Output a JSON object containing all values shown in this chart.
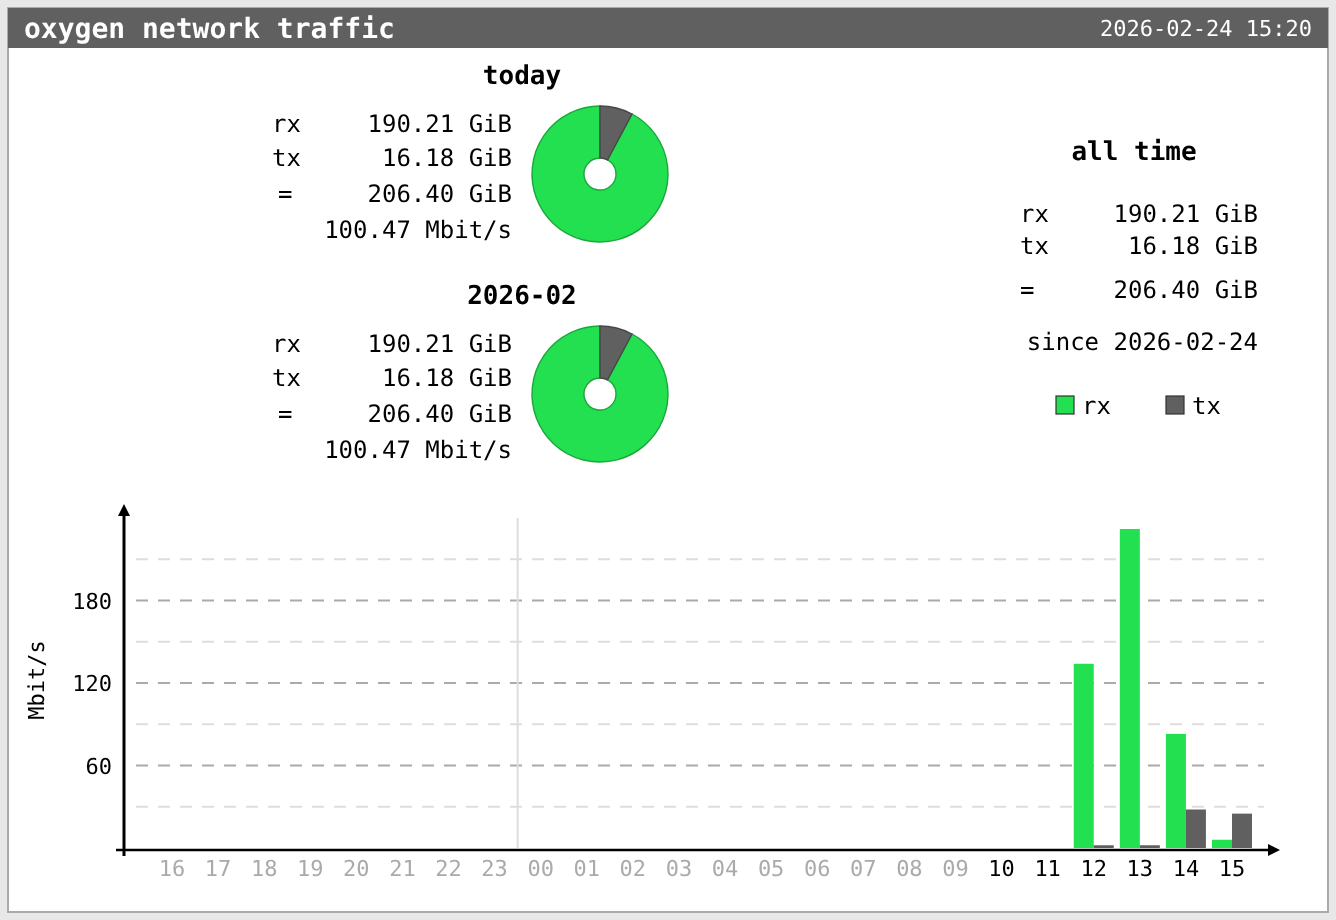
{
  "chart_data": [
    {
      "type": "other",
      "title": "oxygen network traffic",
      "annotations": [
        "2026-02-24 15:20"
      ]
    },
    {
      "type": "donut",
      "title": "today",
      "categories": [
        null,
        null
      ],
      "values": [
        92.2,
        7.8
      ],
      "colors": [
        "#22e04f",
        "#606060"
      ],
      "annotations": [
        "rx",
        "190.21 GiB",
        "tx",
        "16.18 GiB",
        "=",
        "206.40 GiB",
        "100.47 Mbit/s"
      ]
    },
    {
      "type": "donut",
      "title": "2026-02",
      "categories": [
        null,
        null
      ],
      "values": [
        92.2,
        7.8
      ],
      "colors": [
        "#22e04f",
        "#606060"
      ],
      "annotations": [
        "rx",
        "190.21 GiB",
        "tx",
        "16.18 GiB",
        "=",
        "206.40 GiB",
        "100.47 Mbit/s"
      ]
    },
    {
      "type": "other",
      "title": "all time",
      "annotations": [
        "rx",
        "190.21 GiB",
        "tx",
        "16.18 GiB",
        "=",
        "206.40 GiB",
        "since 2026-02-24"
      ]
    },
    {
      "type": "bar",
      "ylabel": "Mbit/s",
      "categories": [
        "16",
        "17",
        "18",
        "19",
        "20",
        "21",
        "22",
        "23",
        "00",
        "01",
        "02",
        "03",
        "04",
        "05",
        "06",
        "07",
        "08",
        "09",
        "10",
        "11",
        "12",
        "13",
        "14",
        "15"
      ],
      "series": [
        {
          "name": "rx",
          "color": "#22e04f",
          "values": [
            null,
            null,
            null,
            null,
            null,
            null,
            null,
            null,
            null,
            null,
            null,
            null,
            null,
            null,
            null,
            null,
            null,
            null,
            0,
            0,
            134,
            232,
            83,
            6
          ]
        },
        {
          "name": "tx",
          "color": "#606060",
          "values": [
            null,
            null,
            null,
            null,
            null,
            null,
            null,
            null,
            null,
            null,
            null,
            null,
            null,
            null,
            null,
            null,
            null,
            null,
            0,
            0,
            2,
            2,
            28,
            25
          ]
        }
      ],
      "ylim": [
        0,
        240
      ],
      "yticks": [
        {
          "value": 30,
          "label": null
        },
        60,
        {
          "value": 90,
          "label": null
        },
        120,
        {
          "value": 150,
          "label": null
        },
        180,
        {
          "value": 210,
          "label": null
        }
      ],
      "grid": "y",
      "legend": "top right",
      "ref_lines": [
        {
          "axis": "x",
          "value": "00",
          "color": "#dddddd"
        }
      ]
    }
  ]
}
::::
▶ _TASK INSTRUCTIONS_
Reproduce all of the entries word for word, skipping any pictures they hold.

▶ _CORRECT RESULT_
Output a JSON object containing all values shown in this chart.
{
  "chart_data": [
    {
      "type": "other",
      "title": "oxygen network traffic",
      "annotations": [
        "2026-02-24 15:20"
      ]
    },
    {
      "type": "donut",
      "title": "today",
      "categories": [
        null,
        null
      ],
      "values": [
        92.2,
        7.8
      ],
      "colors": [
        "#22e04f",
        "#606060"
      ],
      "annotations": [
        "rx",
        "190.21 GiB",
        "tx",
        "16.18 GiB",
        "=",
        "206.40 GiB",
        "100.47 Mbit/s"
      ]
    },
    {
      "type": "donut",
      "title": "2026-02",
      "categories": [
        null,
        null
      ],
      "values": [
        92.2,
        7.8
      ],
      "colors": [
        "#22e04f",
        "#606060"
      ],
      "annotations": [
        "rx",
        "190.21 GiB",
        "tx",
        "16.18 GiB",
        "=",
        "206.40 GiB",
        "100.47 Mbit/s"
      ]
    },
    {
      "type": "other",
      "title": "all time",
      "annotations": [
        "rx",
        "190.21 GiB",
        "tx",
        "16.18 GiB",
        "=",
        "206.40 GiB",
        "since 2026-02-24"
      ]
    },
    {
      "type": "bar",
      "ylabel": "Mbit/s",
      "categories": [
        "16",
        "17",
        "18",
        "19",
        "20",
        "21",
        "22",
        "23",
        "00",
        "01",
        "02",
        "03",
        "04",
        "05",
        "06",
        "07",
        "08",
        "09",
        "10",
        "11",
        "12",
        "13",
        "14",
        "15"
      ],
      "series": [
        {
          "name": "rx",
          "color": "#22e04f",
          "values": [
            null,
            null,
            null,
            null,
            null,
            null,
            null,
            null,
            null,
            null,
            null,
            null,
            null,
            null,
            null,
            null,
            null,
            null,
            0,
            0,
            134,
            232,
            83,
            6
          ]
        },
        {
          "name": "tx",
          "color": "#606060",
          "values": [
            null,
            null,
            null,
            null,
            null,
            null,
            null,
            null,
            null,
            null,
            null,
            null,
            null,
            null,
            null,
            null,
            null,
            null,
            0,
            0,
            2,
            2,
            28,
            25
          ]
        }
      ],
      "ylim": [
        0,
        240
      ],
      "yticks": [
        {
          "value": 30,
          "label": null
        },
        60,
        {
          "value": 90,
          "label": null
        },
        120,
        {
          "value": 150,
          "label": null
        },
        180,
        {
          "value": 210,
          "label": null
        }
      ],
      "grid": "y",
      "legend": "top right",
      "ref_lines": [
        {
          "axis": "x",
          "value": "00",
          "color": "#dddddd"
        }
      ]
    }
  ]
}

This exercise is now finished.